» **GIVEN EXERCISE**: Pull out the full staff profile text word for word, changing nothing.

OGUNPITAN STEPHEN ADEBAYO

Meet OGUNPITAN STEPHEN ADEBAYO, an Academic Staff of Lagos State University.

Specialization

Literature In English

Designation

Associate Professor / Reader

Department

English Language

Office

At the English Language department office

Visiting Hour

Appointment on Visitation important

Research Interest

Topic: VIOLENCE, TRAUMA AND TERRORISM IN AMERICAN AND NIGERIAN NOVELS

Description: I have attempted to tackle an apparent critical gap in comparative literary scholarship foregrounded in postcolonial analytical framework. Using novels on the American and the Nigerian Civil Wars to identify and to situate sociological functions, I have been able to show the power of war fiction narratology in exploring how war and trauma impact on the individual and on a nation s psyche, which hitherto have not been acknowledged, or have been less evident in existing works. My research work succeeds in opening a relatively new vista in the American/Nigerian comparative war literature scholarship. This has graduated to a full blown literature of terrorism study, especially American and Nigerian novels after the September 2011 Terrorist attacks. I have tried to investigate how fiction helps our understanding of terrorism and trauma, paying special attention to the aesthetic, ethical and epistemological implications. I have drawn attention to the re-imagining and interrogation of war, terrorism and sundry seismic social upheavals around our world in the works of fiction written in the United States of America and Nigeria since September 11, 2011. This is a pertinent and an invaluable inter-disciplinary and cross-cultural contribution to terrorism studies which remains a global challenge around the world .My research work has also tried to address questions of race, cultural assumptions,trauma survivorship, in fictive literature.

(Element region listings)
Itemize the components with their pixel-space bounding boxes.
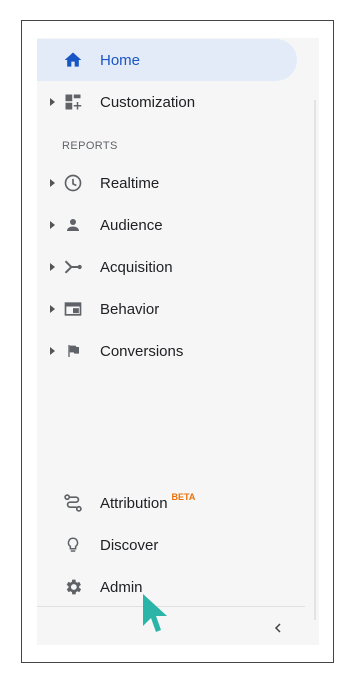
nav-item-label: Realtime bbox=[100, 174, 160, 192]
flag-icon bbox=[62, 340, 84, 362]
expand-caret-icon bbox=[50, 305, 55, 313]
nav-item-attribution[interactable]: Attribution BETA bbox=[37, 482, 297, 524]
nav-item-label: Customization bbox=[100, 93, 196, 111]
nav-item-label: Discover bbox=[100, 536, 159, 554]
mouse-pointer-icon bbox=[143, 594, 167, 632]
attribution-path-icon bbox=[62, 492, 84, 514]
dashboard-plus-icon bbox=[62, 91, 84, 113]
beta-badge: BETA bbox=[171, 491, 196, 502]
nav-item-behavior[interactable]: Behavior bbox=[37, 288, 297, 330]
nav-item-label: Admin bbox=[100, 578, 143, 596]
footer-divider bbox=[37, 606, 305, 607]
sidebar-scrollbar[interactable] bbox=[314, 100, 316, 620]
nav-item-customization[interactable]: Customization bbox=[37, 81, 297, 123]
nav-item-label: Conversions bbox=[100, 342, 184, 360]
collapse-sidebar-button[interactable] bbox=[268, 620, 288, 640]
lightbulb-icon bbox=[62, 534, 84, 556]
attribution-label: Attribution bbox=[100, 494, 168, 512]
clock-icon bbox=[62, 172, 84, 194]
nav-item-home[interactable]: Home bbox=[37, 39, 297, 81]
nav-item-label: Behavior bbox=[100, 300, 160, 318]
window-icon bbox=[62, 298, 84, 320]
person-icon bbox=[62, 214, 84, 236]
expand-caret-icon bbox=[50, 263, 55, 271]
chevron-left-icon bbox=[272, 621, 284, 639]
expand-caret-icon bbox=[50, 347, 55, 355]
nav-item-conversions[interactable]: Conversions bbox=[37, 330, 297, 372]
section-heading-reports: REPORTS bbox=[62, 140, 118, 152]
nav-item-label: Home bbox=[100, 51, 141, 69]
nav-item-label: Audience bbox=[100, 216, 163, 234]
merge-arrow-icon bbox=[62, 256, 84, 278]
gear-icon bbox=[62, 576, 84, 598]
expand-caret-icon bbox=[50, 221, 55, 229]
home-icon bbox=[62, 49, 84, 71]
nav-item-label: Acquisition bbox=[100, 258, 173, 276]
nav-item-audience[interactable]: Audience bbox=[37, 204, 297, 246]
expand-caret-icon bbox=[50, 98, 55, 106]
expand-caret-icon bbox=[50, 179, 55, 187]
nav-item-acquisition[interactable]: Acquisition bbox=[37, 246, 297, 288]
nav-item-discover[interactable]: Discover bbox=[37, 524, 297, 566]
nav-item-realtime[interactable]: Realtime bbox=[37, 162, 297, 204]
nav-item-label: Attribution BETA bbox=[100, 491, 196, 512]
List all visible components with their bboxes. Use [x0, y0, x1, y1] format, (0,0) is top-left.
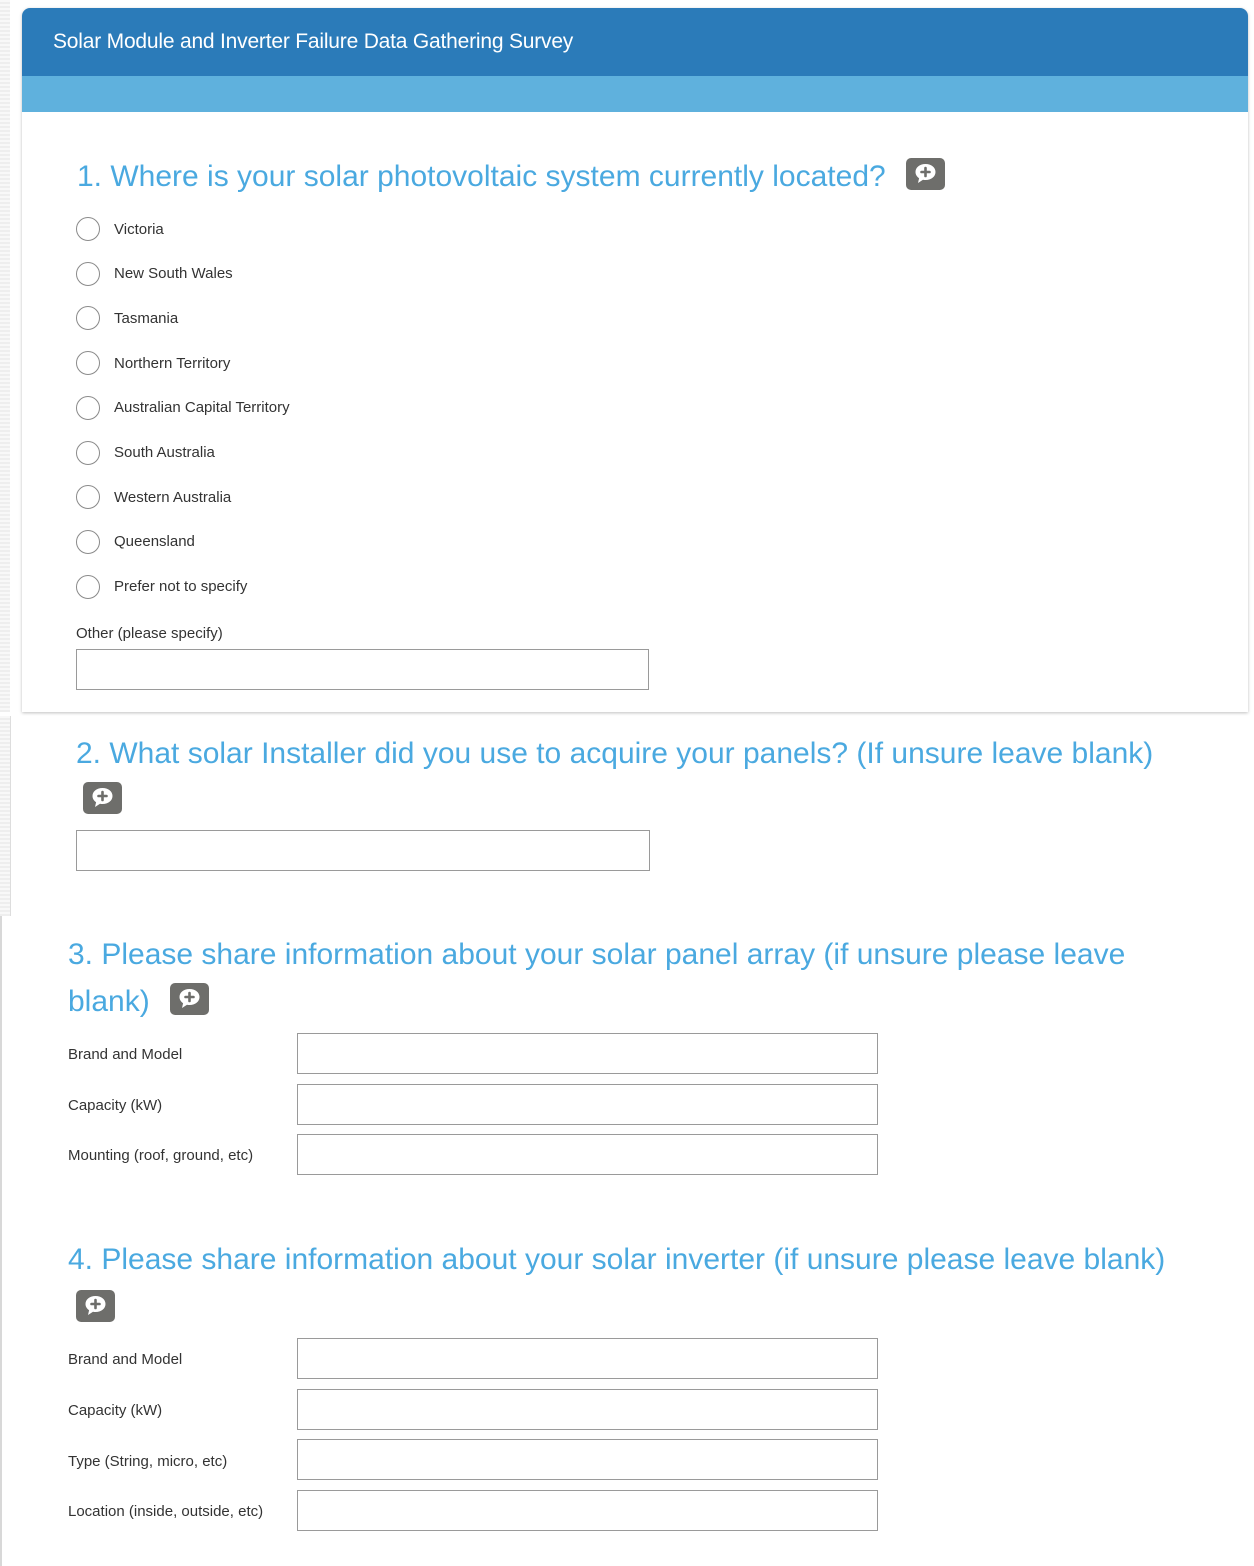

» **TASK OUTPUT**:
OGUNPITAN STEPHEN ADEBAYO

Meet OGUNPITAN STEPHEN ADEBAYO, an Academic Staff of Lagos State University.

Specialization

Literature In English

Designation

Associate Professor / Reader

Department

English Language

Office

At the English Language department office

Visiting Hour

Appointment on Visitation important

Research Interest

Topic: VIOLENCE, TRAUMA AND TERRORISM IN AMERICAN AND NIGERIAN NOVELS

Description: I have attempted to tackle an apparent critical gap in comparative literary scholarship foregrounded in postcolonial analytical framework. Using novels on the American and the Nigerian Civil Wars to identify and to situate sociological functions, I have been able to show the power of war fiction narratology in exploring how war and trauma impact on the individual and on a nation s psyche, which hitherto have not been acknowledged, or have been less evident in existing works. My research work succeeds in opening a relatively new vista in the American/Nigerian comparative war literature scholarship. This has graduated to a full blown literature of terrorism study, especially American and Nigerian novels after the September 2011 Terrorist attacks. I have tried to investigate how fiction helps our understanding of terrorism and trauma, paying special attention to the aesthetic, ethical and epistemological implications. I have drawn attention to the re-imagining and interrogation of war, terrorism and sundry seismic social upheavals around our world in the works of fiction written in the United States of America and Nigeria since September 11, 2011. This is a pertinent and an invaluable inter-disciplinary and cross-cultural contribution to terrorism studies which remains a global challenge around the world .My research work has also tried to address questions of race, cultural assumptions,trauma survivorship, in fictive literature.